Repeat the records in full and exactly, omitting pictures.
[START]
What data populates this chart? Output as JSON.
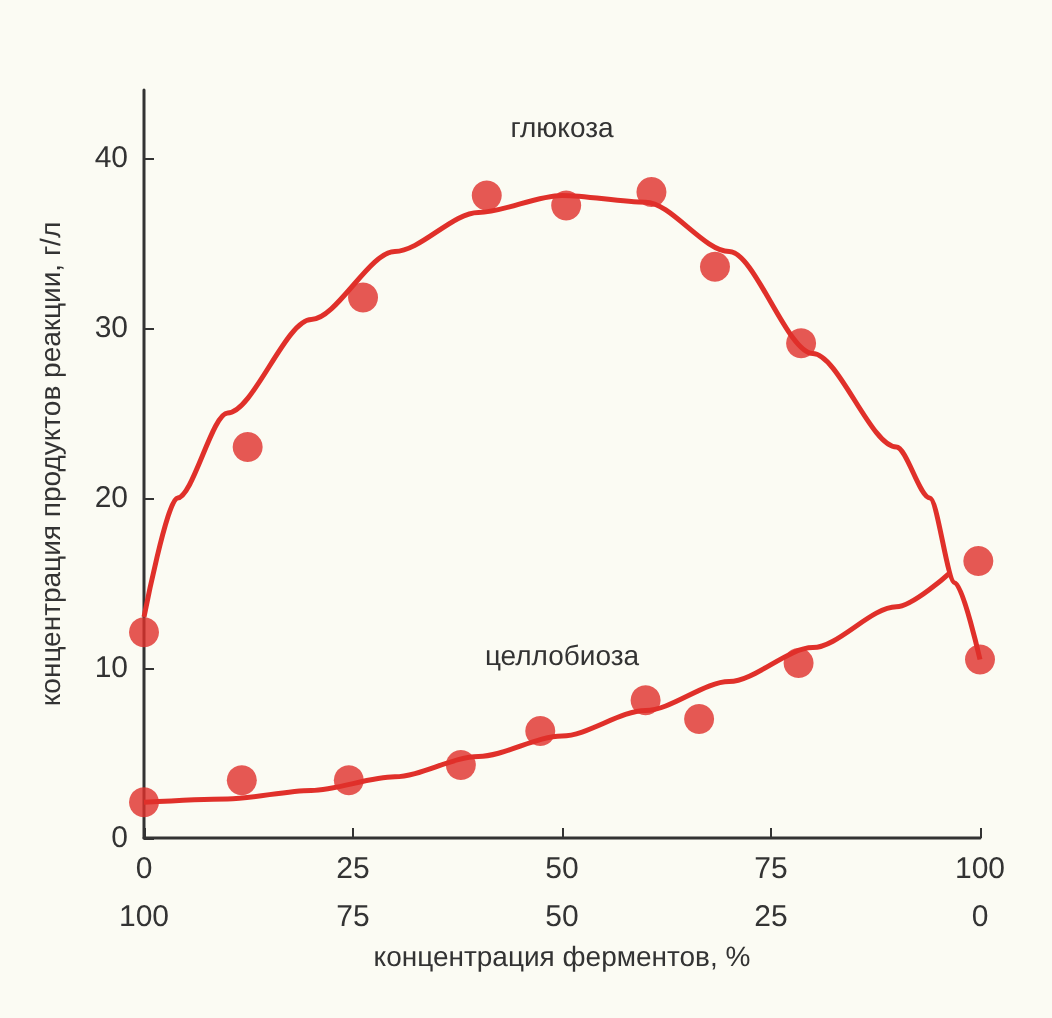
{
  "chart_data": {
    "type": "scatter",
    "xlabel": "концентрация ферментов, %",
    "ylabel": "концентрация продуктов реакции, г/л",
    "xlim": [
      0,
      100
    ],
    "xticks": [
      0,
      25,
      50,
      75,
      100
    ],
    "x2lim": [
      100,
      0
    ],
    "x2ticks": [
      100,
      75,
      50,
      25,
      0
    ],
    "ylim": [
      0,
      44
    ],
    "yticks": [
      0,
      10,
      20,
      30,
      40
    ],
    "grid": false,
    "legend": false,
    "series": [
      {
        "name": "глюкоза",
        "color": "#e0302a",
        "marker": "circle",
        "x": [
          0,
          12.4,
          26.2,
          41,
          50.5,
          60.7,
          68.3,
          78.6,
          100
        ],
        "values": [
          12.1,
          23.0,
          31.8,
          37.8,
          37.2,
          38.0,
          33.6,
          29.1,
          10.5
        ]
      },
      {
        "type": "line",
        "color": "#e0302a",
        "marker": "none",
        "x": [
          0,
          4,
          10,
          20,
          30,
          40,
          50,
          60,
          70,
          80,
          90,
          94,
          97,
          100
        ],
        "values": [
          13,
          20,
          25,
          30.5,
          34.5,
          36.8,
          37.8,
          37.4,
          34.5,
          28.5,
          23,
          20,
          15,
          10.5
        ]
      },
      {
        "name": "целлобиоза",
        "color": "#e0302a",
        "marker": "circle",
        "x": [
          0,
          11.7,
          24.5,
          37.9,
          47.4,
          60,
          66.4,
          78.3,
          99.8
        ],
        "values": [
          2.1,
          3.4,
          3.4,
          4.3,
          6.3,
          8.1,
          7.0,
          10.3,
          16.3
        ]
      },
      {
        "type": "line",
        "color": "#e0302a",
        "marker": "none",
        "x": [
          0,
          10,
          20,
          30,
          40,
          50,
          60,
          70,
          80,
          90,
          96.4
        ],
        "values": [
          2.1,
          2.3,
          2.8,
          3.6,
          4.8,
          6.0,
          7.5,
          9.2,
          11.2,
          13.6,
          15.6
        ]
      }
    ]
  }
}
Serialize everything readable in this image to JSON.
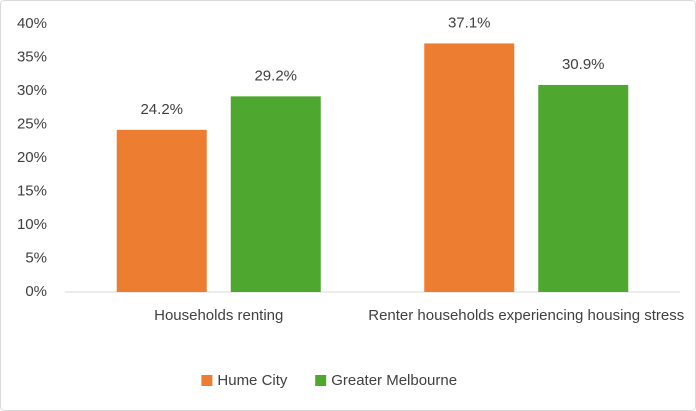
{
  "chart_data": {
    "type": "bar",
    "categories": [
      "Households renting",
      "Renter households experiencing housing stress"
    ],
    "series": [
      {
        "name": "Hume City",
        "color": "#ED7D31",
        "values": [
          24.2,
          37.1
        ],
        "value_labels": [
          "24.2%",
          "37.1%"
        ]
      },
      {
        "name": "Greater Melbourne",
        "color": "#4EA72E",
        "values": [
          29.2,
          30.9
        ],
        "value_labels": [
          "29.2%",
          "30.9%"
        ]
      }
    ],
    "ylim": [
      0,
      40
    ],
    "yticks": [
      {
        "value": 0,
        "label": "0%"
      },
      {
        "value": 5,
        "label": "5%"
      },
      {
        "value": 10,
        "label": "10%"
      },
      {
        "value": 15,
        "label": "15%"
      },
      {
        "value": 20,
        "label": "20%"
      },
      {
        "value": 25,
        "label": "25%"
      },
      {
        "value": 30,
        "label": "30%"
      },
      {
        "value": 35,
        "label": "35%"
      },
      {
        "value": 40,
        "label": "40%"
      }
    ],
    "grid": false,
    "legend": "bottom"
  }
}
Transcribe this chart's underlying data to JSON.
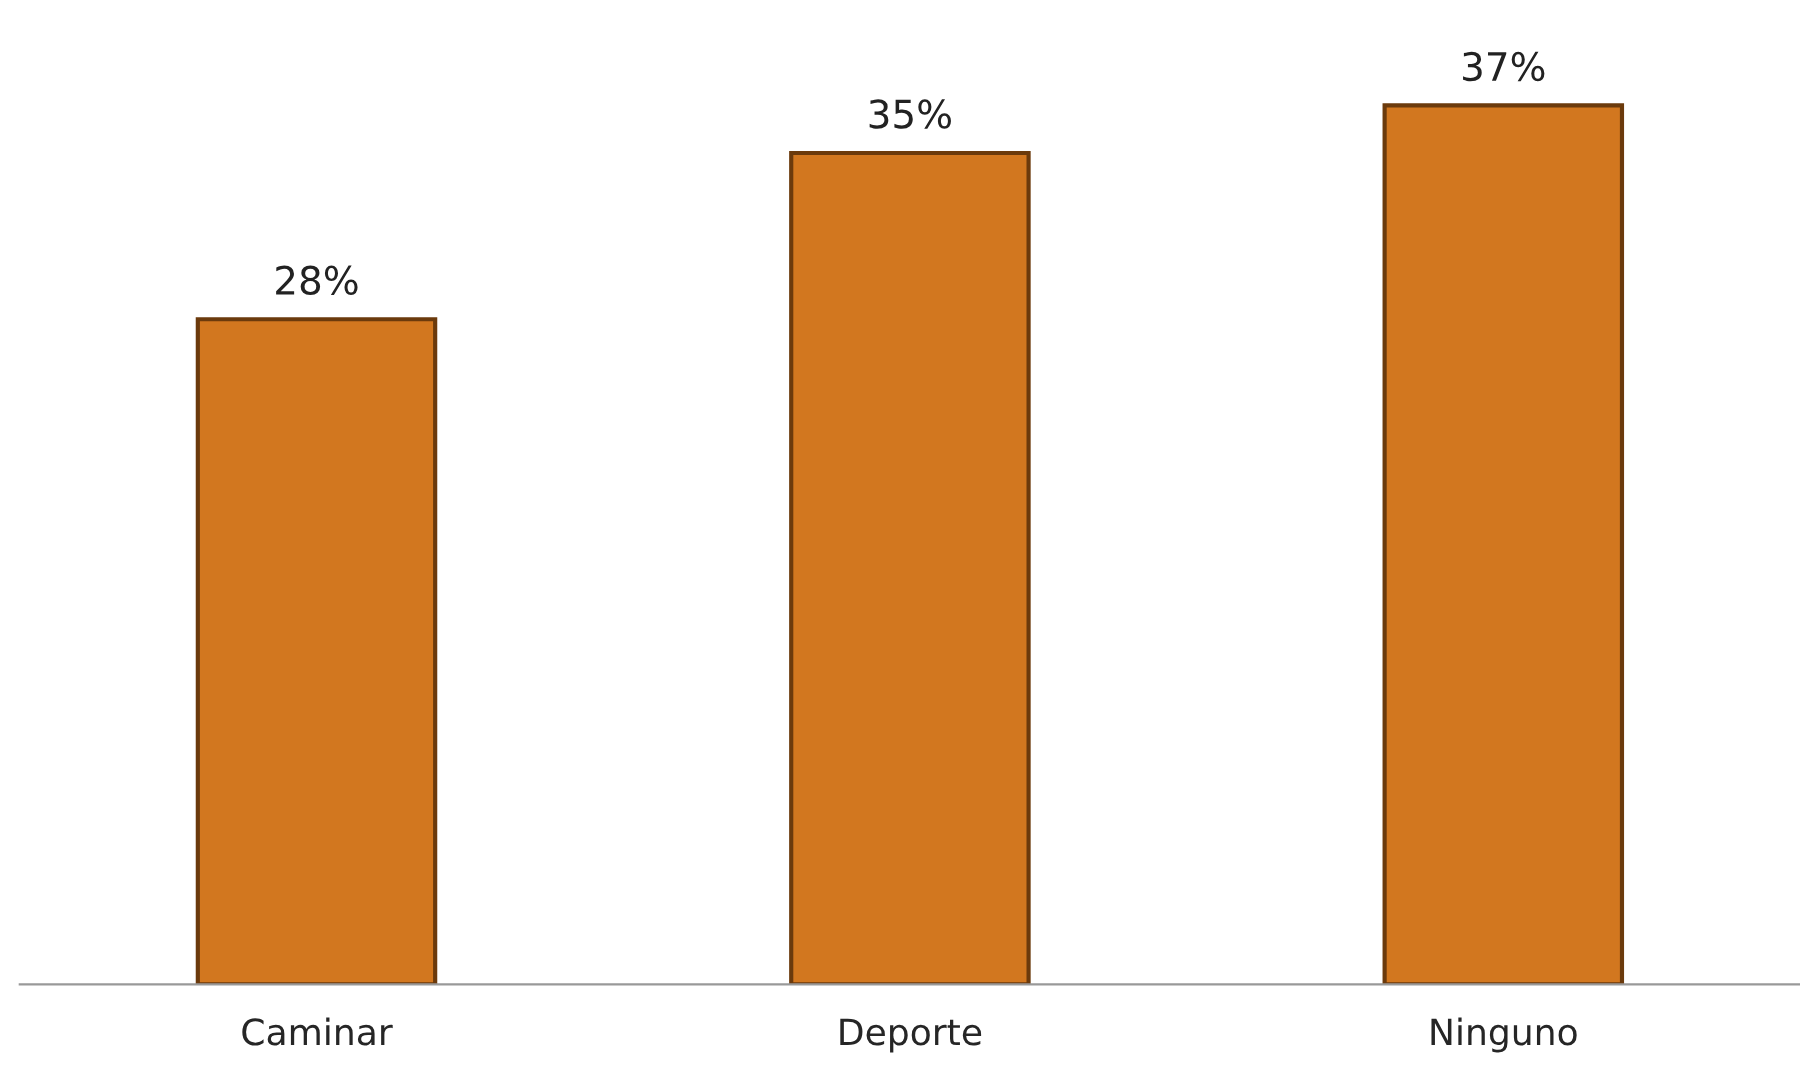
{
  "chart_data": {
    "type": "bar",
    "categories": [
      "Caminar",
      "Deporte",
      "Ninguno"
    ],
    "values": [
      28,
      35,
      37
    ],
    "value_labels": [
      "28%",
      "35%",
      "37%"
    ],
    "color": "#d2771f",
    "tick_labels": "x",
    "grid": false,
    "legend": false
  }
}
[END]
**Expected answer:**
What data populates this chart? Output as JSON.
{
  "chart_data": {
    "type": "scatter",
    "xlabel": "концентрация ферментов, %",
    "ylabel": "концентрация продуктов реакции, г/л",
    "xlim": [
      0,
      100
    ],
    "xticks": [
      0,
      25,
      50,
      75,
      100
    ],
    "x2lim": [
      100,
      0
    ],
    "x2ticks": [
      100,
      75,
      50,
      25,
      0
    ],
    "ylim": [
      0,
      44
    ],
    "yticks": [
      0,
      10,
      20,
      30,
      40
    ],
    "grid": false,
    "legend": false,
    "series": [
      {
        "name": "глюкоза",
        "color": "#e0302a",
        "marker": "circle",
        "x": [
          0,
          12.4,
          26.2,
          41,
          50.5,
          60.7,
          68.3,
          78.6,
          100
        ],
        "values": [
          12.1,
          23.0,
          31.8,
          37.8,
          37.2,
          38.0,
          33.6,
          29.1,
          10.5
        ]
      },
      {
        "type": "line",
        "color": "#e0302a",
        "marker": "none",
        "x": [
          0,
          4,
          10,
          20,
          30,
          40,
          50,
          60,
          70,
          80,
          90,
          94,
          97,
          100
        ],
        "values": [
          13,
          20,
          25,
          30.5,
          34.5,
          36.8,
          37.8,
          37.4,
          34.5,
          28.5,
          23,
          20,
          15,
          10.5
        ]
      },
      {
        "name": "целлобиоза",
        "color": "#e0302a",
        "marker": "circle",
        "x": [
          0,
          11.7,
          24.5,
          37.9,
          47.4,
          60,
          66.4,
          78.3,
          99.8
        ],
        "values": [
          2.1,
          3.4,
          3.4,
          4.3,
          6.3,
          8.1,
          7.0,
          10.3,
          16.3
        ]
      },
      {
        "type": "line",
        "color": "#e0302a",
        "marker": "none",
        "x": [
          0,
          10,
          20,
          30,
          40,
          50,
          60,
          70,
          80,
          90,
          96.4
        ],
        "values": [
          2.1,
          2.3,
          2.8,
          3.6,
          4.8,
          6.0,
          7.5,
          9.2,
          11.2,
          13.6,
          15.6
        ]
      }
    ]
  }
}
Serialize everything readable in this image to JSON.
{
  "chart_data": {
    "type": "bar",
    "categories": [
      "Households renting",
      "Renter households experiencing housing stress"
    ],
    "series": [
      {
        "name": "Hume City",
        "color": "#ED7D31",
        "values": [
          24.2,
          37.1
        ],
        "value_labels": [
          "24.2%",
          "37.1%"
        ]
      },
      {
        "name": "Greater Melbourne",
        "color": "#4EA72E",
        "values": [
          29.2,
          30.9
        ],
        "value_labels": [
          "29.2%",
          "30.9%"
        ]
      }
    ],
    "ylim": [
      0,
      40
    ],
    "yticks": [
      {
        "value": 0,
        "label": "0%"
      },
      {
        "value": 5,
        "label": "5%"
      },
      {
        "value": 10,
        "label": "10%"
      },
      {
        "value": 15,
        "label": "15%"
      },
      {
        "value": 20,
        "label": "20%"
      },
      {
        "value": 25,
        "label": "25%"
      },
      {
        "value": 30,
        "label": "30%"
      },
      {
        "value": 35,
        "label": "35%"
      },
      {
        "value": 40,
        "label": "40%"
      }
    ],
    "grid": false,
    "legend": "bottom"
  }
}
Transcribe this chart's underlying data to JSON.
{
  "chart_data": {
    "type": "bar",
    "categories": [
      "Caminar",
      "Deporte",
      "Ninguno"
    ],
    "values": [
      28,
      35,
      37
    ],
    "value_labels": [
      "28%",
      "35%",
      "37%"
    ],
    "color": "#d2771f",
    "tick_labels": "x",
    "grid": false,
    "legend": false
  }
}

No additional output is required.